▸ **Exercise objective**:
Retrieve all lines below that have the string "color".

++++ Data extract

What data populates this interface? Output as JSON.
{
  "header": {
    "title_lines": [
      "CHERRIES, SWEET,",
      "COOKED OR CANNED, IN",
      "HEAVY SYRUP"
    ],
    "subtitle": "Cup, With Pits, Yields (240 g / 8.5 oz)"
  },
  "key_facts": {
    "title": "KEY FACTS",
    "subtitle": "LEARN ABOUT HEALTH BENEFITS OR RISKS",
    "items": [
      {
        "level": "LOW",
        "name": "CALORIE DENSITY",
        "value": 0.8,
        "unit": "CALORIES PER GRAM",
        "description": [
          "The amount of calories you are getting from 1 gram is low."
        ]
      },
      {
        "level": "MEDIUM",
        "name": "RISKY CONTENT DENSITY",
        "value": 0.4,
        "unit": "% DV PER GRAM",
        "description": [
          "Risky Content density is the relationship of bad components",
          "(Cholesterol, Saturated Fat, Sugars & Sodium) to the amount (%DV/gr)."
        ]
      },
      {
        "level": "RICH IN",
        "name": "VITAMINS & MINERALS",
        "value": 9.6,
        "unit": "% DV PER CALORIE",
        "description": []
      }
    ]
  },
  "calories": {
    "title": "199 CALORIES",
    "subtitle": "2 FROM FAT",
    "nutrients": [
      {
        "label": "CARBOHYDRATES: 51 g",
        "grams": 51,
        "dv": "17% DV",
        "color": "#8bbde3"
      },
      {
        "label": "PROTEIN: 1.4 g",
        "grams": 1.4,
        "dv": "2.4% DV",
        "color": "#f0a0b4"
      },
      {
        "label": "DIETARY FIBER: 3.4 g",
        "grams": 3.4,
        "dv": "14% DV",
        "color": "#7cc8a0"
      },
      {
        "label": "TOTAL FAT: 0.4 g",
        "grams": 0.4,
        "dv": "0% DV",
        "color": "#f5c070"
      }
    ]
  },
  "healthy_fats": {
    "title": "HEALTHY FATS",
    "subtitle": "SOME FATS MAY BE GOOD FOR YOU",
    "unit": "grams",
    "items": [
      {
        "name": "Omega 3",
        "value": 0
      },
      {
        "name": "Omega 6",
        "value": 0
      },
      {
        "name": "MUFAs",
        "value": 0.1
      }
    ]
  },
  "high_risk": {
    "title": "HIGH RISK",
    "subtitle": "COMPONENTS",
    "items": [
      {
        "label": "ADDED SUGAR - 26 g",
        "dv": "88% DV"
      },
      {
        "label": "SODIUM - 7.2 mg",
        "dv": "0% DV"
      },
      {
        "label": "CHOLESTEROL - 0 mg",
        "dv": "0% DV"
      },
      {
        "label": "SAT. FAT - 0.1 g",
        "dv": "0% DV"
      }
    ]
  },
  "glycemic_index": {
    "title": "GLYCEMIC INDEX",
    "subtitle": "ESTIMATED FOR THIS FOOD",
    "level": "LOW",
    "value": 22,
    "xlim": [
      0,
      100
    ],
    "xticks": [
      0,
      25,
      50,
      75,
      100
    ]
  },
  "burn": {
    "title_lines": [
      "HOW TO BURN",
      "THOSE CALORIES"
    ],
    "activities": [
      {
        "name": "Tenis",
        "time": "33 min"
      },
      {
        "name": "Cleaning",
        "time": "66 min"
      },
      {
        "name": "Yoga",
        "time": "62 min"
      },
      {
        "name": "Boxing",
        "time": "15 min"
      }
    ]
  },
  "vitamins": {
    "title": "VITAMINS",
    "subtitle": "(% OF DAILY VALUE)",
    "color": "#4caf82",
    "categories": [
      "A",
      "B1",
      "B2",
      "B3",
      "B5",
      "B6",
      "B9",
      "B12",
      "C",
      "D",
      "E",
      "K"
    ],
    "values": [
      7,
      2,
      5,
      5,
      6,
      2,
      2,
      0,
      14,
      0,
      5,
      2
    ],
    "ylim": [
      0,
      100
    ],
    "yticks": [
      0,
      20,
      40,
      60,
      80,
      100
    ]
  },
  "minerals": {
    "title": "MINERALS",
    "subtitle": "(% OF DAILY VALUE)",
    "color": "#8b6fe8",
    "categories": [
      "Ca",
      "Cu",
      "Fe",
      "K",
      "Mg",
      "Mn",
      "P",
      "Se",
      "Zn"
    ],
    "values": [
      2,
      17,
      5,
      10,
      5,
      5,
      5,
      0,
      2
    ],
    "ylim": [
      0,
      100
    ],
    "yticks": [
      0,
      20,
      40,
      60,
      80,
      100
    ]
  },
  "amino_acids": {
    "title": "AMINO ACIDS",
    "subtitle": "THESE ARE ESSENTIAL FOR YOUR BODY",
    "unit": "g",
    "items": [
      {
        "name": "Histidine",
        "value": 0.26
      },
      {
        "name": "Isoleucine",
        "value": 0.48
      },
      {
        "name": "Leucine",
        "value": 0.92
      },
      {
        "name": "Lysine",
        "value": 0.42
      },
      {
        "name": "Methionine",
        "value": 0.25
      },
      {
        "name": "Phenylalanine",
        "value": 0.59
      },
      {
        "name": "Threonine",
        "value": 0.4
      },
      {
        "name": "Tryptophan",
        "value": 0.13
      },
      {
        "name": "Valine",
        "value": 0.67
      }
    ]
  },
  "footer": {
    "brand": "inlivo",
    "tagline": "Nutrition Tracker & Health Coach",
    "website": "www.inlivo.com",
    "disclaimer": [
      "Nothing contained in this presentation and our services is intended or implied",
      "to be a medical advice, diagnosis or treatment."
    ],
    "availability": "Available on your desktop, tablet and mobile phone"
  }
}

++++++++

▸ **Task solution**:
        "color": "#8bbde3"
        "color": "#f0a0b4"
        "color": "#7cc8a0"
        "color": "#f5c070"
    "color": "#4caf82",
    "color": "#8b6fe8",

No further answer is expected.